## INSTRUCTIONS TO FOLLOW
Give all of the lines again exactly as they read.

## RECORDS FOR THIS TASK
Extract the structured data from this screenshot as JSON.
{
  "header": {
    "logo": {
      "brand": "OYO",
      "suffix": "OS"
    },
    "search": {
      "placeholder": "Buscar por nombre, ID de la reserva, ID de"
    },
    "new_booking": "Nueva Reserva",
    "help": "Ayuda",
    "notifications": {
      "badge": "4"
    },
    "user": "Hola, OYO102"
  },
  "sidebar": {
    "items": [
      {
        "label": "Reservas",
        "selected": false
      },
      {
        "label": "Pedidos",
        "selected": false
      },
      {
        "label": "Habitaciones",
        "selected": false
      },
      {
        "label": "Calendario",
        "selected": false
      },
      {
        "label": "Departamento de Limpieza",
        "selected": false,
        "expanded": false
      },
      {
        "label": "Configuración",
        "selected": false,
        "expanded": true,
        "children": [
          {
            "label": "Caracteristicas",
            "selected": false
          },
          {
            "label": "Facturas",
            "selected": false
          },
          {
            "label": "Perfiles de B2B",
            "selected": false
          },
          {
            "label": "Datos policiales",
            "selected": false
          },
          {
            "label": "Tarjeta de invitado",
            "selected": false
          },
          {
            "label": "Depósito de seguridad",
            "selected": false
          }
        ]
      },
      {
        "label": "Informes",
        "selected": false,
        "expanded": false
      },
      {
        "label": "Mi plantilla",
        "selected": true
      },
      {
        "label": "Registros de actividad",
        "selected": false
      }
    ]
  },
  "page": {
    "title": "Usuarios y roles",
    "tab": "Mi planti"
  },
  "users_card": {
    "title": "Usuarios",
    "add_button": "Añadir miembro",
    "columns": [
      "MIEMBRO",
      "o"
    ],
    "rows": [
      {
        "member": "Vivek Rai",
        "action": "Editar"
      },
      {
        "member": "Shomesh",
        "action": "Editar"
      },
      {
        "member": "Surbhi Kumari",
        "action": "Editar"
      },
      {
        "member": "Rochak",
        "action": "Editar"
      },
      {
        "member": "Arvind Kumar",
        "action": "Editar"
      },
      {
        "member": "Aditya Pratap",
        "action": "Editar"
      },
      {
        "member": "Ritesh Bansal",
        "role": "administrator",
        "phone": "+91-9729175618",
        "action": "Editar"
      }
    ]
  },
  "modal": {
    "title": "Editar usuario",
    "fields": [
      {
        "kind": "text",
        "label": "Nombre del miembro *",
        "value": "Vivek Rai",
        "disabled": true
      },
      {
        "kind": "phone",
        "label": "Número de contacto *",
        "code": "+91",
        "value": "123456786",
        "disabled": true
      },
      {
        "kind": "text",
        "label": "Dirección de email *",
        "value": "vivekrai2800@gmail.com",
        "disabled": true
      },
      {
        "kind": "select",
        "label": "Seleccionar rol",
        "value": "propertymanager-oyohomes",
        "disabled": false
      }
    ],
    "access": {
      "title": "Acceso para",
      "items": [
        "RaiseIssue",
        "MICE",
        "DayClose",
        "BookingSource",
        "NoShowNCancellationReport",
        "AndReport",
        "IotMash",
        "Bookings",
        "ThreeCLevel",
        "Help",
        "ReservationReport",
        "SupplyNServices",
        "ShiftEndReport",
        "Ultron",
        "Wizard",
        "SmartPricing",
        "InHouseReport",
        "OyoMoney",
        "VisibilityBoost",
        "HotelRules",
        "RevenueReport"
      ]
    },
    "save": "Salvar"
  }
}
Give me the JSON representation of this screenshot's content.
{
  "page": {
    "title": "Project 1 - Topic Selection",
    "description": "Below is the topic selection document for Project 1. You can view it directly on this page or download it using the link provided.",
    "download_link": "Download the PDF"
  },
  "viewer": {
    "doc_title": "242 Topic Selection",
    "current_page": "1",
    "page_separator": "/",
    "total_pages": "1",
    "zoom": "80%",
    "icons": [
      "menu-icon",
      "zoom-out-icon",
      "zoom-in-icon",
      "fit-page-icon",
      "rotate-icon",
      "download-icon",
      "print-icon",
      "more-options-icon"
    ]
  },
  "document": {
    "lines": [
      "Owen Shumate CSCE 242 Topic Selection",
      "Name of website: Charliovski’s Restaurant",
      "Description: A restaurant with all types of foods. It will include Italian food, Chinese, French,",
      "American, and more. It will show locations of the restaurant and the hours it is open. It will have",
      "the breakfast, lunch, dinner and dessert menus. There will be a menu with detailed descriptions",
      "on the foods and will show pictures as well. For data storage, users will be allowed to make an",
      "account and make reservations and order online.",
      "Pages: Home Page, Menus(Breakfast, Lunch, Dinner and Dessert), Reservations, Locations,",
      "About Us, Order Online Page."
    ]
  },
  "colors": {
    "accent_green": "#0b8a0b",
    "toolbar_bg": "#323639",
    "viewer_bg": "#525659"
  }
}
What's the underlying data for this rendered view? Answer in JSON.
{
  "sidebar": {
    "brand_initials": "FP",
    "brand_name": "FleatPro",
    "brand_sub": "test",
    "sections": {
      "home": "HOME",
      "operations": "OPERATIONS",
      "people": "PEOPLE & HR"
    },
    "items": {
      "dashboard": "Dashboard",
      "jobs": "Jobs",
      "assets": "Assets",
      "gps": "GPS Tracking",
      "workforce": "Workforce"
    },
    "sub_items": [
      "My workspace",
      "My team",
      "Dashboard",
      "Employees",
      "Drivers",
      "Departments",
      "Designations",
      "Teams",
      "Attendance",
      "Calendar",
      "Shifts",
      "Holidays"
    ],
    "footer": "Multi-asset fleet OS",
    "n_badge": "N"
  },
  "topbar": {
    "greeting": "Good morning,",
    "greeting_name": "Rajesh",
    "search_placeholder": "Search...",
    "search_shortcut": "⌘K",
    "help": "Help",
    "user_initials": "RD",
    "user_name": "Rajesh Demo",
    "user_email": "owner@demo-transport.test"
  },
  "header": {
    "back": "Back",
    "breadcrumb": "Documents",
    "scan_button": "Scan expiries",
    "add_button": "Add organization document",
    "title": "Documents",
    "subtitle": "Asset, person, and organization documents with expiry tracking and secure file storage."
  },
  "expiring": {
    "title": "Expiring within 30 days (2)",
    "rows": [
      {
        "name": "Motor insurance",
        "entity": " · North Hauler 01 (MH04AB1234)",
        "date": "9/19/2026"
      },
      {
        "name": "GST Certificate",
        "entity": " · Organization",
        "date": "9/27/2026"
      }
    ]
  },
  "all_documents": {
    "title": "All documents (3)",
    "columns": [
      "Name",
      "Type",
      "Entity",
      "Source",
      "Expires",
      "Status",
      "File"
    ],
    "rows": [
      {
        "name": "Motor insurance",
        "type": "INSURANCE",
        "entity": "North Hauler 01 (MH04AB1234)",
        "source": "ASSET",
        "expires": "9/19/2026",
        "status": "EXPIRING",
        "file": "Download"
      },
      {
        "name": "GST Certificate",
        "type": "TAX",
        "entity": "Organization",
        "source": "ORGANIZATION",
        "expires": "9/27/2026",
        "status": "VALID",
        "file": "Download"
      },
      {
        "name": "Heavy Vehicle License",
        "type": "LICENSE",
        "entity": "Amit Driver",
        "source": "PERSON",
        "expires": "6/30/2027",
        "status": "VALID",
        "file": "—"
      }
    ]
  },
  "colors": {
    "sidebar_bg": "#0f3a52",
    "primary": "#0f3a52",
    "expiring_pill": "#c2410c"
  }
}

## RESPONSE TO THE TASK
Extract the structured data from this screenshot as JSON.
{
  "header": {
    "logo": {
      "brand": "OYO",
      "suffix": "OS"
    },
    "search": {
      "placeholder": "Buscar por nombre, ID de la reserva, ID de"
    },
    "new_booking": "Nueva Reserva",
    "help": "Ayuda",
    "notifications": {
      "badge": "4"
    },
    "user": "Hola, OYO102"
  },
  "sidebar": {
    "items": [
      {
        "label": "Reservas",
        "selected": false
      },
      {
        "label": "Pedidos",
        "selected": false
      },
      {
        "label": "Habitaciones",
        "selected": false
      },
      {
        "label": "Calendario",
        "selected": false
      },
      {
        "label": "Departamento de Limpieza",
        "selected": false,
        "expanded": false
      },
      {
        "label": "Configuración",
        "selected": false,
        "expanded": true,
        "children": [
          {
            "label": "Caracteristicas",
            "selected": false
          },
          {
            "label": "Facturas",
            "selected": false
          },
          {
            "label": "Perfiles de B2B",
            "selected": false
          },
          {
            "label": "Datos policiales",
            "selected": false
          },
          {
            "label": "Tarjeta de invitado",
            "selected": false
          },
          {
            "label": "Depósito de seguridad",
            "selected": false
          }
        ]
      },
      {
        "label": "Informes",
        "selected": false,
        "expanded": false
      },
      {
        "label": "Mi plantilla",
        "selected": true
      },
      {
        "label": "Registros de actividad",
        "selected": false
      }
    ]
  },
  "page": {
    "title": "Usuarios y roles",
    "tab": "Mi planti"
  },
  "users_card": {
    "title": "Usuarios",
    "add_button": "Añadir miembro",
    "columns": [
      "MIEMBRO",
      "o"
    ],
    "rows": [
      {
        "member": "Vivek Rai",
        "action": "Editar"
      },
      {
        "member": "Shomesh",
        "action": "Editar"
      },
      {
        "member": "Surbhi Kumari",
        "action": "Editar"
      },
      {
        "member": "Rochak",
        "action": "Editar"
      },
      {
        "member": "Arvind Kumar",
        "action": "Editar"
      },
      {
        "member": "Aditya Pratap",
        "action": "Editar"
      },
      {
        "member": "Ritesh Bansal",
        "role": "administrator",
        "phone": "+91-9729175618",
        "action": "Editar"
      }
    ]
  },
  "modal": {
    "title": "Editar usuario",
    "fields": [
      {
        "kind": "text",
        "label": "Nombre del miembro *",
        "value": "Vivek Rai",
        "disabled": true
      },
      {
        "kind": "phone",
        "label": "Número de contacto *",
        "code": "+91",
        "value": "123456786",
        "disabled": true
      },
      {
        "kind": "text",
        "label": "Dirección de email *",
        "value": "vivekrai2800@gmail.com",
        "disabled": true
      },
      {
        "kind": "select",
        "label": "Seleccionar rol",
        "value": "propertymanager-oyohomes",
        "disabled": false
      }
    ],
    "access": {
      "title": "Acceso para",
      "items": [
        "RaiseIssue",
        "MICE",
        "DayClose",
        "BookingSource",
        "NoShowNCancellationReport",
        "AndReport",
        "IotMash",
        "Bookings",
        "ThreeCLevel",
        "Help",
        "ReservationReport",
        "SupplyNServices",
        "ShiftEndReport",
        "Ultron",
        "Wizard",
        "SmartPricing",
        "InHouseReport",
        "OyoMoney",
        "VisibilityBoost",
        "HotelRules",
        "RevenueReport"
      ]
    },
    "save": "Salvar"
  }
}
Give me the JSON representation of this screenshot's content.
{
  "page": {
    "title": "Project 1 - Topic Selection",
    "description": "Below is the topic selection document for Project 1. You can view it directly on this page or download it using the link provided.",
    "download_link": "Download the PDF"
  },
  "viewer": {
    "doc_title": "242 Topic Selection",
    "current_page": "1",
    "page_separator": "/",
    "total_pages": "1",
    "zoom": "80%",
    "icons": [
      "menu-icon",
      "zoom-out-icon",
      "zoom-in-icon",
      "fit-page-icon",
      "rotate-icon",
      "download-icon",
      "print-icon",
      "more-options-icon"
    ]
  },
  "document": {
    "lines": [
      "Owen Shumate CSCE 242 Topic Selection",
      "Name of website: Charliovski’s Restaurant",
      "Description: A restaurant with all types of foods. It will include Italian food, Chinese, French,",
      "American, and more. It will show locations of the restaurant and the hours it is open. It will have",
      "the breakfast, lunch, dinner and dessert menus. There will be a menu with detailed descriptions",
      "on the foods and will show pictures as well. For data storage, users will be allowed to make an",
      "account and make reservations and order online.",
      "Pages: Home Page, Menus(Breakfast, Lunch, Dinner and Dessert), Reservations, Locations,",
      "About Us, Order Online Page."
    ]
  },
  "colors": {
    "accent_green": "#0b8a0b",
    "toolbar_bg": "#323639",
    "viewer_bg": "#525659"
  }
}
What's the underlying data for this rendered view? Answer in JSON.
{
  "sidebar": {
    "brand_initials": "FP",
    "brand_name": "FleatPro",
    "brand_sub": "test",
    "sections": {
      "home": "HOME",
      "operations": "OPERATIONS",
      "people": "PEOPLE & HR"
    },
    "items": {
      "dashboard": "Dashboard",
      "jobs": "Jobs",
      "assets": "Assets",
      "gps": "GPS Tracking",
      "workforce": "Workforce"
    },
    "sub_items": [
      "My workspace",
      "My team",
      "Dashboard",
      "Employees",
      "Drivers",
      "Departments",
      "Designations",
      "Teams",
      "Attendance",
      "Calendar",
      "Shifts",
      "Holidays"
    ],
    "footer": "Multi-asset fleet OS",
    "n_badge": "N"
  },
  "topbar": {
    "greeting": "Good morning,",
    "greeting_name": "Rajesh",
    "search_placeholder": "Search...",
    "search_shortcut": "⌘K",
    "help": "Help",
    "user_initials": "RD",
    "user_name": "Rajesh Demo",
    "user_email": "owner@demo-transport.test"
  },
  "header": {
    "back": "Back",
    "breadcrumb": "Documents",
    "scan_button": "Scan expiries",
    "add_button": "Add organization document",
    "title": "Documents",
    "subtitle": "Asset, person, and organization documents with expiry tracking and secure file storage."
  },
  "expiring": {
    "title": "Expiring within 30 days (2)",
    "rows": [
      {
        "name": "Motor insurance",
        "entity": " · North Hauler 01 (MH04AB1234)",
        "date": "9/19/2026"
      },
      {
        "name": "GST Certificate",
        "entity": " · Organization",
        "date": "9/27/2026"
      }
    ]
  },
  "all_documents": {
    "title": "All documents (3)",
    "columns": [
      "Name",
      "Type",
      "Entity",
      "Source",
      "Expires",
      "Status",
      "File"
    ],
    "rows": [
      {
        "name": "Motor insurance",
        "type": "INSURANCE",
        "entity": "North Hauler 01 (MH04AB1234)",
        "source": "ASSET",
        "expires": "9/19/2026",
        "status": "EXPIRING",
        "file": "Download"
      },
      {
        "name": "GST Certificate",
        "type": "TAX",
        "entity": "Organization",
        "source": "ORGANIZATION",
        "expires": "9/27/2026",
        "status": "VALID",
        "file": "Download"
      },
      {
        "name": "Heavy Vehicle License",
        "type": "LICENSE",
        "entity": "Amit Driver",
        "source": "PERSON",
        "expires": "6/30/2027",
        "status": "VALID",
        "file": "—"
      }
    ]
  },
  "colors": {
    "sidebar_bg": "#0f3a52",
    "primary": "#0f3a52",
    "expiring_pill": "#c2410c"
  }
}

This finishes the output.